begin DATA FOR THIS TASK

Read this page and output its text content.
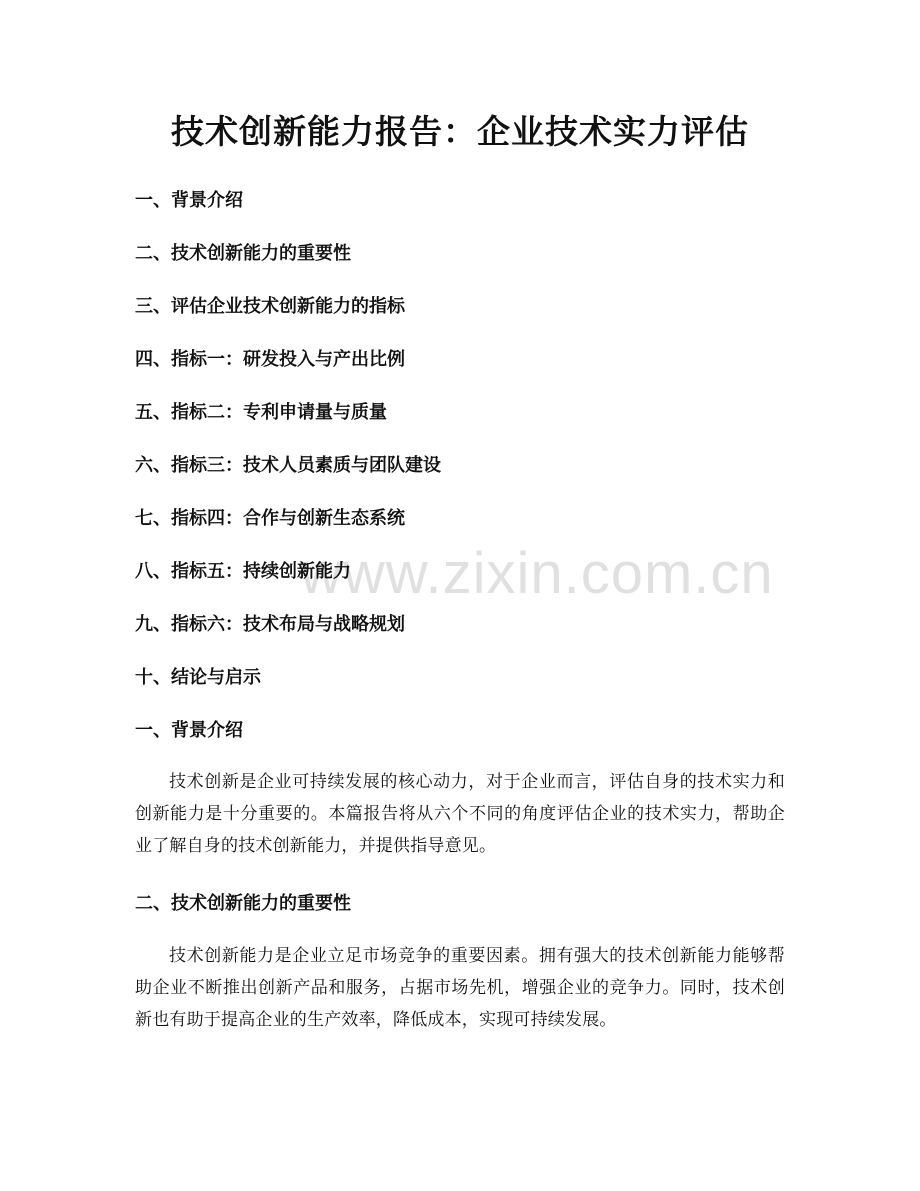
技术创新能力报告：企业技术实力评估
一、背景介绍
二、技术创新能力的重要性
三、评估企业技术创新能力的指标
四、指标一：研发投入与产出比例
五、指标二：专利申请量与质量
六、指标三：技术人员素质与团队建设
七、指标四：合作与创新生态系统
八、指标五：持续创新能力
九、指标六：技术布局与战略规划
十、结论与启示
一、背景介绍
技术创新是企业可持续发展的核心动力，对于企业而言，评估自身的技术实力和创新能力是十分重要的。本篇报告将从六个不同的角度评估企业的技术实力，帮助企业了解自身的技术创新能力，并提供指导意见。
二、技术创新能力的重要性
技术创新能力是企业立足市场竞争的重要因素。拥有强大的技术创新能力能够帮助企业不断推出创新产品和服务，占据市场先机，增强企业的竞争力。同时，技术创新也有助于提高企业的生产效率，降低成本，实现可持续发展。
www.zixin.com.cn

end DATA FOR THIS TASK
begin DATA FOR THIS TASK

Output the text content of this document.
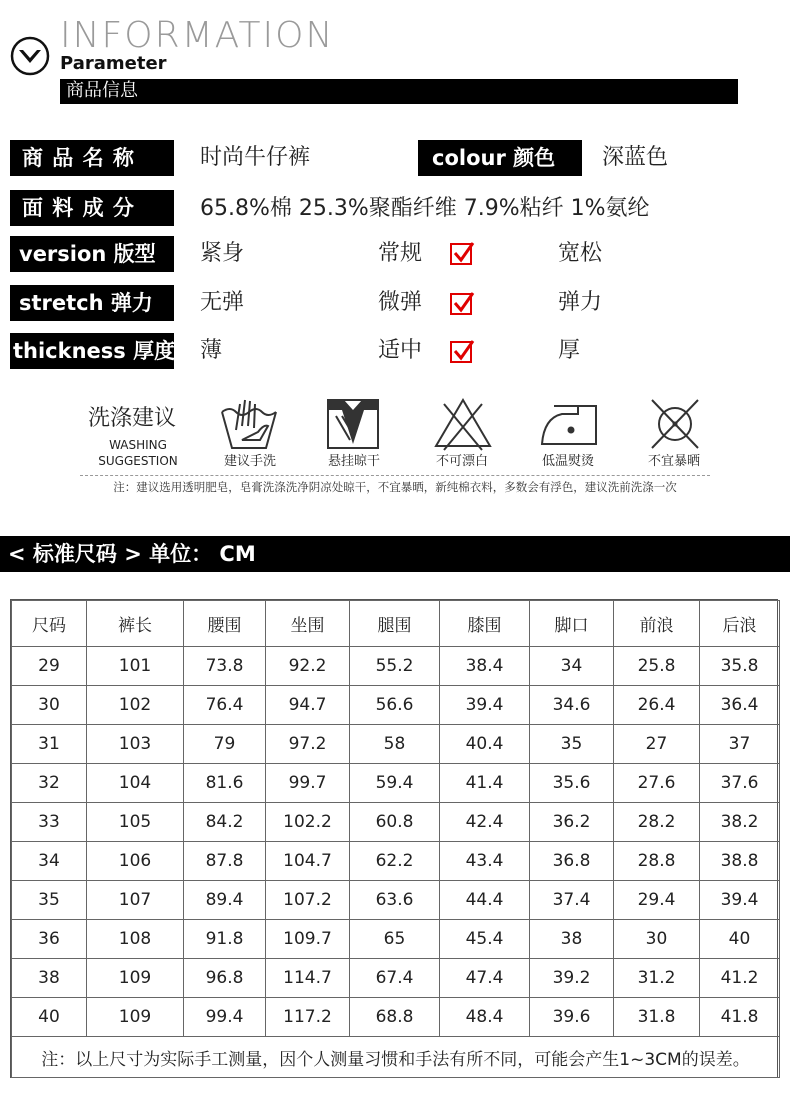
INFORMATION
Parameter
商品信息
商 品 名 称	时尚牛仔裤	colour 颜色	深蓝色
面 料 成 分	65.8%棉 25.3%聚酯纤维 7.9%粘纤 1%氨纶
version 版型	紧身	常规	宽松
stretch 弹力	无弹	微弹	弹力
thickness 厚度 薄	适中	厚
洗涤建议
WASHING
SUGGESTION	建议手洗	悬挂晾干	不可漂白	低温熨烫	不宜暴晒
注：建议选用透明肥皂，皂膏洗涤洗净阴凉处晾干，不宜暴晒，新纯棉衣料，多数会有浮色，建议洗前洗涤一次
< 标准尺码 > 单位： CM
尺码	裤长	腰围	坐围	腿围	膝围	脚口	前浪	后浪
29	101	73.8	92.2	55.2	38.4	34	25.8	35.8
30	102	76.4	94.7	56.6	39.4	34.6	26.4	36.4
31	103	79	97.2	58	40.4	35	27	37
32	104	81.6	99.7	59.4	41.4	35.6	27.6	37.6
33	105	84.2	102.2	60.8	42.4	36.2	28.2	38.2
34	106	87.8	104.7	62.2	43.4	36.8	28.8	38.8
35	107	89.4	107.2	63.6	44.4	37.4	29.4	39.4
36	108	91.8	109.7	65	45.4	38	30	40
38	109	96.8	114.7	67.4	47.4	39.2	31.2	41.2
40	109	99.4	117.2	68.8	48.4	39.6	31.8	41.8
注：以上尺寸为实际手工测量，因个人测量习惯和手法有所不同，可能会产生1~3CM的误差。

end DATA FOR THIS TASK
begin DATA FOR THIS TASK

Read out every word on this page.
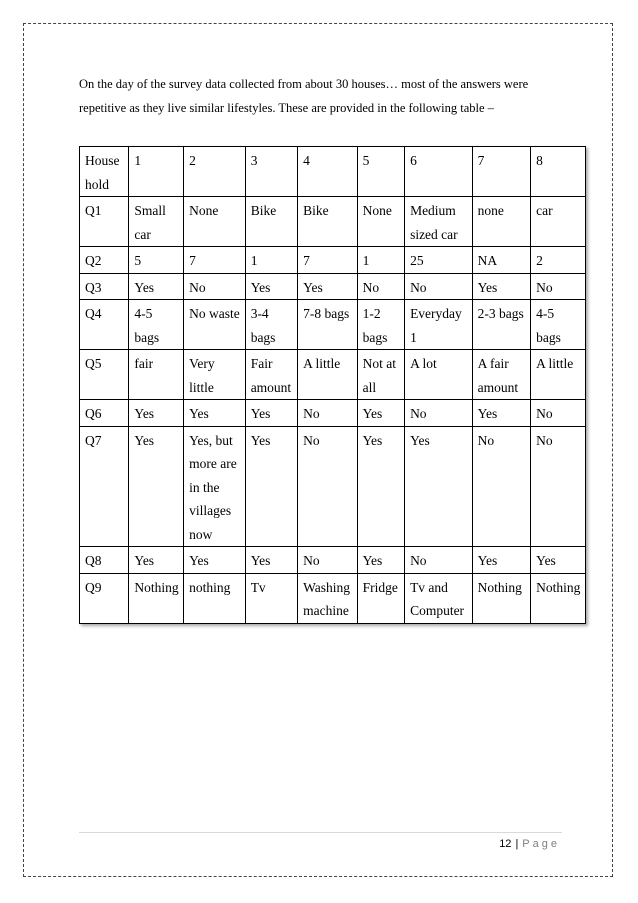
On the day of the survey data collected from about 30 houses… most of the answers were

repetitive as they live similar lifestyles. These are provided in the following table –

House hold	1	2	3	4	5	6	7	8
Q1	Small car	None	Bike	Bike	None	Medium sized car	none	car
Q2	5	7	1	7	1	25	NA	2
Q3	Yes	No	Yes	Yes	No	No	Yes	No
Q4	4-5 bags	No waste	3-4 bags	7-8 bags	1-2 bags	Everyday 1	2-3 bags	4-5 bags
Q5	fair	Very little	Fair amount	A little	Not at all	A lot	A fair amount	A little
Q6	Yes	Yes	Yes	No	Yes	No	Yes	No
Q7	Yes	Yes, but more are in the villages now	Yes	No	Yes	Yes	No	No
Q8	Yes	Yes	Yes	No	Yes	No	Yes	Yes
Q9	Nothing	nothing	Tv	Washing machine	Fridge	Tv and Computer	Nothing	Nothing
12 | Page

end DATA FOR THIS TASK

◆ TASK DESCRIPTION ◆
From the listing above, collect every line that mentions the word "不宜暴晒".

◆ ANSWER TO THE EXERCISE ◆
SUGGESTION	建议手洗	悬挂晾干	不可漂白	低温熨烫	不宜暴晒
注：建议选用透明肥皂，皂膏洗涤洗净阴凉处晾干，不宜暴晒，新纯棉衣料，多数会有浮色，建议洗前洗涤一次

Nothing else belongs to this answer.